- _Given text_:

*** Begin section ***

And I want to ask about that piece. Labor because that’s one of the ripple effects is the labor shortage that a lot of companies are experiencing but before we get to that, I want to ask about companies that did have to pivot because it turns out they were in the wrong niche serving the right wrong client. Tell me where they’re serving restaurants. Or tell me Yeah, or maybe they were doing you know, marketing collateral that goes at conferences or something like that. Um, how did these companies pivot when they pivoted well and what did you advise them for those

David C. Baker 10:02

pivots? Well, the firm’s that were focused very heavily on the areas in the economy that were hit. So like travel, tourism, restaurants, hotels, airlines, they just abandoned that wholesale, and their business and they had to lay off a lot of people, they dropped about half of their revenue. Some of them were able to pivot really quickly away from it, and are even wondering if they should go back to it now that it’s getting stronger there. But there were very, very small percent of firms that were that were that were hit that hard. The ones that were in those spaces, they were devastated. Everybody else pretty much figured out like oh, okay, we’re not doing. We’re not doing the big sales Show in Las Vegas every year. But we still have to have a big sales meeting. Let’s figure out how to do it in other ways. And the revenue came it was just doing different things than they were used to doing.

*** End section ***

- _Task requirements_:
1) In the interview transcript, which areas of the economy does David C. Baker name as the ones that were hit?
2) For each statement, say whether the interview transcript supports it and quote the words that decide it. (a) The firms focused on the hardest-hit areas dropped about half of their revenue. (b) A large share of firms were hit that hard. (c) Some firms that pivoted away are wondering whether to return to that area.
Rely only on the interview transcript above for what follows.

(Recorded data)
*** Begin section ***

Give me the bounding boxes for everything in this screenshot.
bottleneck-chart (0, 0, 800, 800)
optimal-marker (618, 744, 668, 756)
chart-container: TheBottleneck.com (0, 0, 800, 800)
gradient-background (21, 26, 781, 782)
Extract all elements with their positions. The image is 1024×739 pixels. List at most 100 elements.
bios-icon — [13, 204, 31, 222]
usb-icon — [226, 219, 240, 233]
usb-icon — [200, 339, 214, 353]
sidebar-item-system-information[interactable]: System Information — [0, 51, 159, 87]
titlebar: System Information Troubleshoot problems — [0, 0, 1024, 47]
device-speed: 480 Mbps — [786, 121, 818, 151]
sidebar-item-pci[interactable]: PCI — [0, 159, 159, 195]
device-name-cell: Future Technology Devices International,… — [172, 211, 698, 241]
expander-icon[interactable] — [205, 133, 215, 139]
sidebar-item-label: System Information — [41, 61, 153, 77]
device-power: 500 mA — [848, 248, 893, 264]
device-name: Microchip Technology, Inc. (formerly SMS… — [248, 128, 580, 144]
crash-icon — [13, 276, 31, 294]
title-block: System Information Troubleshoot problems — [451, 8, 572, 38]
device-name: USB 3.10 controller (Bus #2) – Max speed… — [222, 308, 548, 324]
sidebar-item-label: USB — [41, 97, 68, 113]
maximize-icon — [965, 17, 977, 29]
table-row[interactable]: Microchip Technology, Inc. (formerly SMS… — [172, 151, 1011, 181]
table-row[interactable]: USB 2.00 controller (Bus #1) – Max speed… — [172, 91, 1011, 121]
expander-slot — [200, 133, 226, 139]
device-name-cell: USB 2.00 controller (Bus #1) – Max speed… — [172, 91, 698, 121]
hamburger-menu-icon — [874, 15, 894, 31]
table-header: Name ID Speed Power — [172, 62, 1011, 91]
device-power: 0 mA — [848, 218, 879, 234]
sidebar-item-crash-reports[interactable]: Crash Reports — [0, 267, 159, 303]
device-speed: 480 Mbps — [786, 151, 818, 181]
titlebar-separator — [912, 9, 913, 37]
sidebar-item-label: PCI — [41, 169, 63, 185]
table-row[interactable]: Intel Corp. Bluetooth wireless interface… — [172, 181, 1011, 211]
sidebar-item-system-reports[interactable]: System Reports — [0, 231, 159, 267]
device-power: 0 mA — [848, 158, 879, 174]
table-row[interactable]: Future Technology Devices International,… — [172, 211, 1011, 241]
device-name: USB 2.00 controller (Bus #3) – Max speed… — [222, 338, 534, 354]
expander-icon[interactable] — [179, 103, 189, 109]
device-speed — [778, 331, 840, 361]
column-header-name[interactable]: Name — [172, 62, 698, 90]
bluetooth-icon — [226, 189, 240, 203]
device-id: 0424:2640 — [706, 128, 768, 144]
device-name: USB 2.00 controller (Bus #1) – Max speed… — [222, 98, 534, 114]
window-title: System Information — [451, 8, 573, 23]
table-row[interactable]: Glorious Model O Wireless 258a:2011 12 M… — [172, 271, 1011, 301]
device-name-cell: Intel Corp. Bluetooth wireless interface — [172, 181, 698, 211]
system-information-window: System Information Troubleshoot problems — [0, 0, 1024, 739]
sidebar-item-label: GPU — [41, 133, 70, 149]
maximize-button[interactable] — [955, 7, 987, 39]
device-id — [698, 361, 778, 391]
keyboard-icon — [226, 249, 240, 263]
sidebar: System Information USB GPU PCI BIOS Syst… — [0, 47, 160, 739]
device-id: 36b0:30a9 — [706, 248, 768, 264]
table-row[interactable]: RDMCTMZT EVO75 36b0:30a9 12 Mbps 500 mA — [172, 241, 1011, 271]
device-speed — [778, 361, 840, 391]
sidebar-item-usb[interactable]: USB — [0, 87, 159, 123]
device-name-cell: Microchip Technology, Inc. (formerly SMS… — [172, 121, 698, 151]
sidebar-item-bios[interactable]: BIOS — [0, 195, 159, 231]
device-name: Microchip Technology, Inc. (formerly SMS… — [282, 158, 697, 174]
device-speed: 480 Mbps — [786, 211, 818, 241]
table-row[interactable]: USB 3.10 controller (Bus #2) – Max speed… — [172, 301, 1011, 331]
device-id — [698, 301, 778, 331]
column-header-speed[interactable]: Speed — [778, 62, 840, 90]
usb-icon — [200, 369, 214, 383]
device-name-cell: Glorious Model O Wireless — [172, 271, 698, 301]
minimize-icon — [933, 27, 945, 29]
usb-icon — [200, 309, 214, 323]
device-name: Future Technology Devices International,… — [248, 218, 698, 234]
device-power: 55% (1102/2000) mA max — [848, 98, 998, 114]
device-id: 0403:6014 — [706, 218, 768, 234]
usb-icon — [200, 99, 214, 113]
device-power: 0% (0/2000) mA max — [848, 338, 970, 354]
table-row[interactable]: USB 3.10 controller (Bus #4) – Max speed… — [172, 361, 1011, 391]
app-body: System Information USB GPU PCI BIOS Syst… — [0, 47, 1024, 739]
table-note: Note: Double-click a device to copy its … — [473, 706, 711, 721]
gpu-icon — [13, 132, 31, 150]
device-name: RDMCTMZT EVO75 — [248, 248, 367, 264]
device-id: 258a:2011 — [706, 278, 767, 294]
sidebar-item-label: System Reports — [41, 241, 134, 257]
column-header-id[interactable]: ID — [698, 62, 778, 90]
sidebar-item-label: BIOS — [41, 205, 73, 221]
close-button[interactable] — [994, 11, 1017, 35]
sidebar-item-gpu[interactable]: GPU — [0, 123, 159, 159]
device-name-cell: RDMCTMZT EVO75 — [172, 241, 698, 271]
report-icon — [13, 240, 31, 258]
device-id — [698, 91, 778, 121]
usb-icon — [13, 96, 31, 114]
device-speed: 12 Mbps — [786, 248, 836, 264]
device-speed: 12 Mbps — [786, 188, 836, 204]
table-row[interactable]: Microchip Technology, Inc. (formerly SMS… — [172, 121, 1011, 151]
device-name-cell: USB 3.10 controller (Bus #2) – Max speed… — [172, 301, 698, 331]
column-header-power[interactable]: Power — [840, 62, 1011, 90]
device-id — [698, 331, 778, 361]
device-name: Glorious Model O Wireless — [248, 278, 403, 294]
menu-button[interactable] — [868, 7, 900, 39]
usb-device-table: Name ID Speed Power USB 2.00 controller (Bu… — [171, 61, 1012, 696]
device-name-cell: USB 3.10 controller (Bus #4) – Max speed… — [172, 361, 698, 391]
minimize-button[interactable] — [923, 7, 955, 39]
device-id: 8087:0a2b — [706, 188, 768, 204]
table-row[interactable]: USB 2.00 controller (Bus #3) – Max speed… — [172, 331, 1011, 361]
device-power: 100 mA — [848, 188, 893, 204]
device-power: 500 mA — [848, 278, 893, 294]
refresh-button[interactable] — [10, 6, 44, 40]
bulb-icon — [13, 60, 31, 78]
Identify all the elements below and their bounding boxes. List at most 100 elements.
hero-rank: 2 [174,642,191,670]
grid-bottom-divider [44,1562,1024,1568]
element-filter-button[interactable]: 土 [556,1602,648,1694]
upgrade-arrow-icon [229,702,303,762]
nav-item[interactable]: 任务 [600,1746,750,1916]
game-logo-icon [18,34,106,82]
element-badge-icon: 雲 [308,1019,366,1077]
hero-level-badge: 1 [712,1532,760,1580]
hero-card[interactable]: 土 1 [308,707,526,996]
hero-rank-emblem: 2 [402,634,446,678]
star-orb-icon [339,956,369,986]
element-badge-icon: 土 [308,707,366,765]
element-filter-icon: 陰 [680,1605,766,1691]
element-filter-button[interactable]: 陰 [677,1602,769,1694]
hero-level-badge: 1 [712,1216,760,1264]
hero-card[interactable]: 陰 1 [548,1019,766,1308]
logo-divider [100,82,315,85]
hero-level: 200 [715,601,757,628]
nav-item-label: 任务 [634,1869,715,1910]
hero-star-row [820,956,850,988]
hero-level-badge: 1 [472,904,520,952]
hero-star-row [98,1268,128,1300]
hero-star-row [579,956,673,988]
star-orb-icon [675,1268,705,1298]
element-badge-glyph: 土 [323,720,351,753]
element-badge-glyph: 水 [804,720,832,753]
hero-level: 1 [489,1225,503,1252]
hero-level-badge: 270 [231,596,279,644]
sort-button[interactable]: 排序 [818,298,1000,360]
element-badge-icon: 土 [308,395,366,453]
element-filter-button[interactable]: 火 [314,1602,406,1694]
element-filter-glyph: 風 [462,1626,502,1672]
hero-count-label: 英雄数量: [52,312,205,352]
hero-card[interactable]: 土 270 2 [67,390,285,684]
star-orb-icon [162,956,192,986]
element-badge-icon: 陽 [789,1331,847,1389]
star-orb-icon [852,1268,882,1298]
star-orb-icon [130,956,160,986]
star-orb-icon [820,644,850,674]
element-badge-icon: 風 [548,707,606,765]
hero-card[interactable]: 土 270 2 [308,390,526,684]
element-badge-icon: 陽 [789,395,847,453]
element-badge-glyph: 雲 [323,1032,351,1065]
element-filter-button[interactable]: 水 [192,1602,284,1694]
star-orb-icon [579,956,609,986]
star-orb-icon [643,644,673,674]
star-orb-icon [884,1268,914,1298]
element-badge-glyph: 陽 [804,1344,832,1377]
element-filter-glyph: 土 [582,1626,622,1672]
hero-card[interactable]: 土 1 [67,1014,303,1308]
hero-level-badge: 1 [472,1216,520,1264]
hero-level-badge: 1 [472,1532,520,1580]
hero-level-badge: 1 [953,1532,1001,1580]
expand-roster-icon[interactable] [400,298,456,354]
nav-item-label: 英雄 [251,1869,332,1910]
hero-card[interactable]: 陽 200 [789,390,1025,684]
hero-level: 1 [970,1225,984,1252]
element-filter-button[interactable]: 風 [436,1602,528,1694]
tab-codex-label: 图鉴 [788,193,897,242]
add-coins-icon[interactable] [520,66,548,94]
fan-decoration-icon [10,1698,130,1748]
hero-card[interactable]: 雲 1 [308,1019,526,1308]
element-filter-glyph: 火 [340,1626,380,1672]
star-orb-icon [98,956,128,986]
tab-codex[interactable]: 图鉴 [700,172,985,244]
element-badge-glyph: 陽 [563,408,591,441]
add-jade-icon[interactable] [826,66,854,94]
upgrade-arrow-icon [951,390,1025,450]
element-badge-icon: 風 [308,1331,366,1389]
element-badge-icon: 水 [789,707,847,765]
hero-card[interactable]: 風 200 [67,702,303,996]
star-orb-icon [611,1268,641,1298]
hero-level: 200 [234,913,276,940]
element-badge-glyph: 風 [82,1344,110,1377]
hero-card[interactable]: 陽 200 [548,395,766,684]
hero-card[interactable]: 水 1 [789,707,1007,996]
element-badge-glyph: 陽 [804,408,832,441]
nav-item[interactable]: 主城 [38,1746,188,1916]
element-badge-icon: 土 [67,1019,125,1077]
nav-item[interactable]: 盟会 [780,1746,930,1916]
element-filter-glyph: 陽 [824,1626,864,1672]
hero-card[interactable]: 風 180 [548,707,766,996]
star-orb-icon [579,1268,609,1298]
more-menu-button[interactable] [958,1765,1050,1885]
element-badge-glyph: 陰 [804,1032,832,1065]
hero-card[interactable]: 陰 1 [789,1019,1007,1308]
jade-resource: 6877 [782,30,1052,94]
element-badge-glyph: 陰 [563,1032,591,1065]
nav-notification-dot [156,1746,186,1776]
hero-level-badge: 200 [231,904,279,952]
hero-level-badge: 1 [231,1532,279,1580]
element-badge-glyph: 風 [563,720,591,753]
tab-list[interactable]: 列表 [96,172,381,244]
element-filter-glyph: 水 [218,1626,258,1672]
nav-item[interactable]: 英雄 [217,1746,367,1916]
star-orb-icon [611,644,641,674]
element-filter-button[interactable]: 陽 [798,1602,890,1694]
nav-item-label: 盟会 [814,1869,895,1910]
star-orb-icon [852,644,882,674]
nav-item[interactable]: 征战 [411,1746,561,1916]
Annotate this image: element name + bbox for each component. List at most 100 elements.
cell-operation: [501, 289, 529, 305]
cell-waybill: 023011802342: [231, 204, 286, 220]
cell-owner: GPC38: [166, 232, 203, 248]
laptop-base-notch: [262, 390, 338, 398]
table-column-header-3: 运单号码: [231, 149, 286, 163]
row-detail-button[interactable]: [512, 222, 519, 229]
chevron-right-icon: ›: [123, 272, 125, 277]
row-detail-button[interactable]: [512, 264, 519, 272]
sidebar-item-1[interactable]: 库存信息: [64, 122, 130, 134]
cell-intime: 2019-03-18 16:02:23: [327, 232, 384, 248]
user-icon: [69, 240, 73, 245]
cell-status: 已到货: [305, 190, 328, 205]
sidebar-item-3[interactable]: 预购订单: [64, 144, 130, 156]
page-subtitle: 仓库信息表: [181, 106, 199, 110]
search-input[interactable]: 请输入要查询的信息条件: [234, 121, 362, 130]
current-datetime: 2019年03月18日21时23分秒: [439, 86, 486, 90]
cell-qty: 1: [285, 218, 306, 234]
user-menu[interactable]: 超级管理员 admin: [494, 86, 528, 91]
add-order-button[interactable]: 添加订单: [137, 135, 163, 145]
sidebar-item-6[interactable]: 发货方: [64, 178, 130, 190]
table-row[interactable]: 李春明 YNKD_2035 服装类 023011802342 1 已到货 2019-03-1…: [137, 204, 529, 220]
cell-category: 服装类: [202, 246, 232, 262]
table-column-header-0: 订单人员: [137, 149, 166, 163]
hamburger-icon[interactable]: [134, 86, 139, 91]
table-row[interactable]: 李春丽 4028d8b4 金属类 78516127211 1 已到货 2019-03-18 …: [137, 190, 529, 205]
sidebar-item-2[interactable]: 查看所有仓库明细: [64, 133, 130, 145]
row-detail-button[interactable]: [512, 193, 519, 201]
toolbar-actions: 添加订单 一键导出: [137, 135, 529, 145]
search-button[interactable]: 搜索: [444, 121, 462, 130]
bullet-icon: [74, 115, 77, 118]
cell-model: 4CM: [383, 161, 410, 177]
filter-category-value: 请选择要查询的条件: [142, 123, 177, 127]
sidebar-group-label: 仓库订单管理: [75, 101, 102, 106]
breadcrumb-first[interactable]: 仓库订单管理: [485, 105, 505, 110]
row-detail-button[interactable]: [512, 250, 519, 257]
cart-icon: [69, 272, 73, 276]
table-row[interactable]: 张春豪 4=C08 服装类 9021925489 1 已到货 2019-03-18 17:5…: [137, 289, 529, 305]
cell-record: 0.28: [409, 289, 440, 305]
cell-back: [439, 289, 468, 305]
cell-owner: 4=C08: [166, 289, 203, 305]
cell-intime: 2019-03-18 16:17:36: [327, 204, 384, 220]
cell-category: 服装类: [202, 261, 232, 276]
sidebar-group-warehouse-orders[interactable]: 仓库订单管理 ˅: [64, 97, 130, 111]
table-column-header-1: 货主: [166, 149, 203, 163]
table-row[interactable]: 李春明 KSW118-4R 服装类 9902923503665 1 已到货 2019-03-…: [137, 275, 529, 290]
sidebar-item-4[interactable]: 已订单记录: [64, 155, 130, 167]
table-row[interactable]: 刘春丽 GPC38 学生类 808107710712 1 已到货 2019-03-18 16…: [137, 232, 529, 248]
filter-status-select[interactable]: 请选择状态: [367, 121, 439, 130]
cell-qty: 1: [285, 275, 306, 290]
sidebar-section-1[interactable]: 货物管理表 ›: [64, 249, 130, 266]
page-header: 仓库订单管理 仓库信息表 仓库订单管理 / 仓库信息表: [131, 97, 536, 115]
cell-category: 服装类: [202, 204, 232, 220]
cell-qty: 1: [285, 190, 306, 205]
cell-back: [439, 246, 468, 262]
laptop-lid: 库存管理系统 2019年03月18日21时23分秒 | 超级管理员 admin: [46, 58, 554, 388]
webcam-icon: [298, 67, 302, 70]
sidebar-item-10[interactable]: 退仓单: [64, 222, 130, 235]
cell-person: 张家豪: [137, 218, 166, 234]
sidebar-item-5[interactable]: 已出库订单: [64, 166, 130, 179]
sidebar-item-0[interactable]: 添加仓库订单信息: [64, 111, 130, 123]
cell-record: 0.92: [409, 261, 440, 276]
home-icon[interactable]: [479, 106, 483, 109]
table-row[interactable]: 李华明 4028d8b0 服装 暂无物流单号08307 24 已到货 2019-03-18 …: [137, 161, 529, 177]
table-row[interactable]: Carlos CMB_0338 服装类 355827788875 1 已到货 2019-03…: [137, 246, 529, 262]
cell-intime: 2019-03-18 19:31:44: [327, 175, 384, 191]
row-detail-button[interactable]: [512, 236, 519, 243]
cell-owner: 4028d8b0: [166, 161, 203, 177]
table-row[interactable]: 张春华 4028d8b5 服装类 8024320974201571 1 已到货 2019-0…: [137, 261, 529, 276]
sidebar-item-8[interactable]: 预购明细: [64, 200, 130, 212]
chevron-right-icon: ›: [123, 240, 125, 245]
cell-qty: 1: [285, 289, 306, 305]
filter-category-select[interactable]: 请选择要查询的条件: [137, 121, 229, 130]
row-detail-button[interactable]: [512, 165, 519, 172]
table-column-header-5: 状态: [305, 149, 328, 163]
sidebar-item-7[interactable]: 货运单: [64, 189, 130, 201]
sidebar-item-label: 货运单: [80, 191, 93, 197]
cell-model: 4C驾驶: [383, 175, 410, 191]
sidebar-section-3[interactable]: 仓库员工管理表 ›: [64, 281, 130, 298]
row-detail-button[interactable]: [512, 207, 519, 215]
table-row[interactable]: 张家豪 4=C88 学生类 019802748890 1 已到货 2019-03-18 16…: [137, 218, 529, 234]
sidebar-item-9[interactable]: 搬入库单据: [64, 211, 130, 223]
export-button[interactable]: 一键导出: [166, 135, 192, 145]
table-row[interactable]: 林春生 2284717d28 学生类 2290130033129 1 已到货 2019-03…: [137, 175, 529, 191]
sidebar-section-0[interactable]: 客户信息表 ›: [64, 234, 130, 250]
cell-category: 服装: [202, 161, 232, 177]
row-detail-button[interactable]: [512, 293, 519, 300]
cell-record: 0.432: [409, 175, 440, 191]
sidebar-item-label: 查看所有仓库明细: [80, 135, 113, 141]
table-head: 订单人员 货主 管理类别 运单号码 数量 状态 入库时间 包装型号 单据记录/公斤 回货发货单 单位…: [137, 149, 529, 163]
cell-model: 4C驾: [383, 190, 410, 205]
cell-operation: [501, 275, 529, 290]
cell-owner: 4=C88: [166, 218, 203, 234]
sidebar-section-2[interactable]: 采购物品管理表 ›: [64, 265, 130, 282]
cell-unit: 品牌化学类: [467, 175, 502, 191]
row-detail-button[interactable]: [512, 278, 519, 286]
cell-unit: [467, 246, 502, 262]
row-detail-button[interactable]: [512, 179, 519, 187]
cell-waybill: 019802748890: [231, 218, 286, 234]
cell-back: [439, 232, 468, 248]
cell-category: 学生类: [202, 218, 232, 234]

*** End section ***

- _Responses_:
1) Travel, tourism, restaurants, hotels, airlines

2)
(a) Yes: "they dropped about half of their revenue"
(b) No: "there were very, very small percent of firms that were that were that were hit that hard"
(c) Yes: "are even wondering if they should go back to it now that it’s getting stronger there"